Locate each line below that includes "SRMTID" and reproduce it.

_DATASET EXCERPTS_
----------------------------------------

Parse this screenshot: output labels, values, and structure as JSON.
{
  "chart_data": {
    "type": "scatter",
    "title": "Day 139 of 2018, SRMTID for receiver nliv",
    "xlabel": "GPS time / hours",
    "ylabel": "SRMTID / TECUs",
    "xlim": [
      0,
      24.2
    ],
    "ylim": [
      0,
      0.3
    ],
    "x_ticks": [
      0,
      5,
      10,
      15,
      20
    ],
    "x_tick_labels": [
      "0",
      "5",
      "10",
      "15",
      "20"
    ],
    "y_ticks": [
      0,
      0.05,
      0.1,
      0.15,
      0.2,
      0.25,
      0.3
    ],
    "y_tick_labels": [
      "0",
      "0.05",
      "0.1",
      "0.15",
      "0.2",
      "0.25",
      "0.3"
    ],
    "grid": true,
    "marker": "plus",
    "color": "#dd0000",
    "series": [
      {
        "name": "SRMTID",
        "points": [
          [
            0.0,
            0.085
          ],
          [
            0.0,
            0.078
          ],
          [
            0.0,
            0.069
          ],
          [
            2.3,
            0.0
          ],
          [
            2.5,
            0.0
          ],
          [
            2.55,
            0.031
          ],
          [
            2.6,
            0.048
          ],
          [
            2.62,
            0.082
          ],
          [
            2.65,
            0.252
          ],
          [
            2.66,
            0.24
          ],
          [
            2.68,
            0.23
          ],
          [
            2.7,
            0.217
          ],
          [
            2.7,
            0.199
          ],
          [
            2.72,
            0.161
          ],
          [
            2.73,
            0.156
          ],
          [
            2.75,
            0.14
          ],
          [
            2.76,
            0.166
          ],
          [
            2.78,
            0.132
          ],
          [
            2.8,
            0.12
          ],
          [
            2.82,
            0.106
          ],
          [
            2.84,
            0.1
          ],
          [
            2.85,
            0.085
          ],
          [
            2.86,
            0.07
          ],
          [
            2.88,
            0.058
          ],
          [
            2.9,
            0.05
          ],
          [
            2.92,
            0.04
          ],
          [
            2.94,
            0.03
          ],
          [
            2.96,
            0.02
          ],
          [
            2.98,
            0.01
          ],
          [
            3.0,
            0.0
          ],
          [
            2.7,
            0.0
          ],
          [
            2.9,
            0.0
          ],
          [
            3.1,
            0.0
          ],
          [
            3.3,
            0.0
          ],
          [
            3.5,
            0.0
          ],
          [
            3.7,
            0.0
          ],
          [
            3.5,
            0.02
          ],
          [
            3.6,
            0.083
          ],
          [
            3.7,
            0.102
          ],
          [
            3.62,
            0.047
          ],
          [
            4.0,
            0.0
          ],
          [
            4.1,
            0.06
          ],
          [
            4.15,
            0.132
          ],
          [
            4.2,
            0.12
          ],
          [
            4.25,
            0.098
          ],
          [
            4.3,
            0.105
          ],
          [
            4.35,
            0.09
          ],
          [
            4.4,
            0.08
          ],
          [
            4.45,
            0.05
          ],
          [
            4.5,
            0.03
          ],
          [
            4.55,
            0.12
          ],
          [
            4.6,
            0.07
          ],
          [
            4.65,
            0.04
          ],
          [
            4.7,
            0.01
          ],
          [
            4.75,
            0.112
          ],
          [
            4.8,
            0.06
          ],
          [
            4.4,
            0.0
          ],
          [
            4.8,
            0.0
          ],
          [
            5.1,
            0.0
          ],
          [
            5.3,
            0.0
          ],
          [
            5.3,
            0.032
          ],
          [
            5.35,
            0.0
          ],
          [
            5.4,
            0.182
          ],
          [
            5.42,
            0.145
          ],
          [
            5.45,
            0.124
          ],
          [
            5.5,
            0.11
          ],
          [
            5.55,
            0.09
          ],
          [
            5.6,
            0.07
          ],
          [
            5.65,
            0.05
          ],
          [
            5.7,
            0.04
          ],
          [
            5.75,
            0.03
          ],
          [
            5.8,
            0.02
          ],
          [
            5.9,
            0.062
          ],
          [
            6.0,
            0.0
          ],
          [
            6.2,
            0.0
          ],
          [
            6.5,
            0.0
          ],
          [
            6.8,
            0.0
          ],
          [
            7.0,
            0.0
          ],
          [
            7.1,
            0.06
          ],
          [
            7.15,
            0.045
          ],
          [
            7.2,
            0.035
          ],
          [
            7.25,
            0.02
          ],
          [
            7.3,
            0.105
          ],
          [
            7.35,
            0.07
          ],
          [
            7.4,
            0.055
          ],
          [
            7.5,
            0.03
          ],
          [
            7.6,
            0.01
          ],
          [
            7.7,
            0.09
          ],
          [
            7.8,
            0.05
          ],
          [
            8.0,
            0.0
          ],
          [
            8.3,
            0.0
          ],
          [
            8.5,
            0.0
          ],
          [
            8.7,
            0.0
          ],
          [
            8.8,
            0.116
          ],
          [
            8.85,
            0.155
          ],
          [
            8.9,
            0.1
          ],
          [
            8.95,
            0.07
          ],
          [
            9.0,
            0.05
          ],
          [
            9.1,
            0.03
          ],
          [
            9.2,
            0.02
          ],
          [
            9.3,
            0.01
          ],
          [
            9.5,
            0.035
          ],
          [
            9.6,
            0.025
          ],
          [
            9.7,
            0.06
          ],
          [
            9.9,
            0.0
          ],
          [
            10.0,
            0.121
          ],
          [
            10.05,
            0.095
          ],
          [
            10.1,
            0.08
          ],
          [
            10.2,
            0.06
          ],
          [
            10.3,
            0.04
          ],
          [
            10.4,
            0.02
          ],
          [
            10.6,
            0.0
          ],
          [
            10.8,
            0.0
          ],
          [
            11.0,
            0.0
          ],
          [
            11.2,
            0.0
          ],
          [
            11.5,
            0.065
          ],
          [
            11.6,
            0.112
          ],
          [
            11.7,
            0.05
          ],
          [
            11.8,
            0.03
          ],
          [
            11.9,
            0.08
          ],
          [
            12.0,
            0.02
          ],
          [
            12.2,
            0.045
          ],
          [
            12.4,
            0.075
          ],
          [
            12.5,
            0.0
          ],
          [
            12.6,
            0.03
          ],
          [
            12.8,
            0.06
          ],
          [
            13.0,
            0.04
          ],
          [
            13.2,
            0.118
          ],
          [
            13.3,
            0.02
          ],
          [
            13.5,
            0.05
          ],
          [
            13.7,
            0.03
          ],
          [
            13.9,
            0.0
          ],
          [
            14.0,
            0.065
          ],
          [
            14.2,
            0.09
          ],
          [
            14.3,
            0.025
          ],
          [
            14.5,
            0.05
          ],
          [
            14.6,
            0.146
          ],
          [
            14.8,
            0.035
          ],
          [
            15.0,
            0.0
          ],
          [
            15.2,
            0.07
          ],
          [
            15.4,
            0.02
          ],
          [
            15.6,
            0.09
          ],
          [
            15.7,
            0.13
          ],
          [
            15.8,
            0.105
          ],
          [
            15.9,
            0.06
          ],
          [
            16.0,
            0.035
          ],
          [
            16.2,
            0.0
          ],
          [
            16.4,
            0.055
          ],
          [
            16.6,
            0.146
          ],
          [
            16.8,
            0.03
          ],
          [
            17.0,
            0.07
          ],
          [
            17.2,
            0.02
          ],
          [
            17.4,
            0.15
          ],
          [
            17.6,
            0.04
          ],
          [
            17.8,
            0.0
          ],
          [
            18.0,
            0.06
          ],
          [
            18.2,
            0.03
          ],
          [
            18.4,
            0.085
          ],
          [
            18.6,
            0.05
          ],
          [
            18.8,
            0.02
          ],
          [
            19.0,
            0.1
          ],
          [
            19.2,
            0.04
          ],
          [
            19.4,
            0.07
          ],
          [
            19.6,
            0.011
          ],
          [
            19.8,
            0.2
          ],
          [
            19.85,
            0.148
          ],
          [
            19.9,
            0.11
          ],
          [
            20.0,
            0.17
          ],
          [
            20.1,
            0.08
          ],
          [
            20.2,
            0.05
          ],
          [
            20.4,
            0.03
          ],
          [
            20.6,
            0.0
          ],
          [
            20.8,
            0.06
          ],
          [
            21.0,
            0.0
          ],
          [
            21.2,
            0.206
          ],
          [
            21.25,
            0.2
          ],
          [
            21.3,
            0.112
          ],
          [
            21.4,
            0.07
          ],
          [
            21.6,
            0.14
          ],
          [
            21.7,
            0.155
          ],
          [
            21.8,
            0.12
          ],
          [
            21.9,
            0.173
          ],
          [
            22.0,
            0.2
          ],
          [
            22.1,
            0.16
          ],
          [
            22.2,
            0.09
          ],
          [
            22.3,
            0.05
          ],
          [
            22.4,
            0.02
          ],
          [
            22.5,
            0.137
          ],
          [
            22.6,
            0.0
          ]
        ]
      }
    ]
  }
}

----------------------------------------

_ANSWER TO THE PROBLEM_
    "title": "Day 139 of 2018, SRMTID for receiver nliv",
    "ylabel": "SRMTID / TECUs",
        "name": "SRMTID",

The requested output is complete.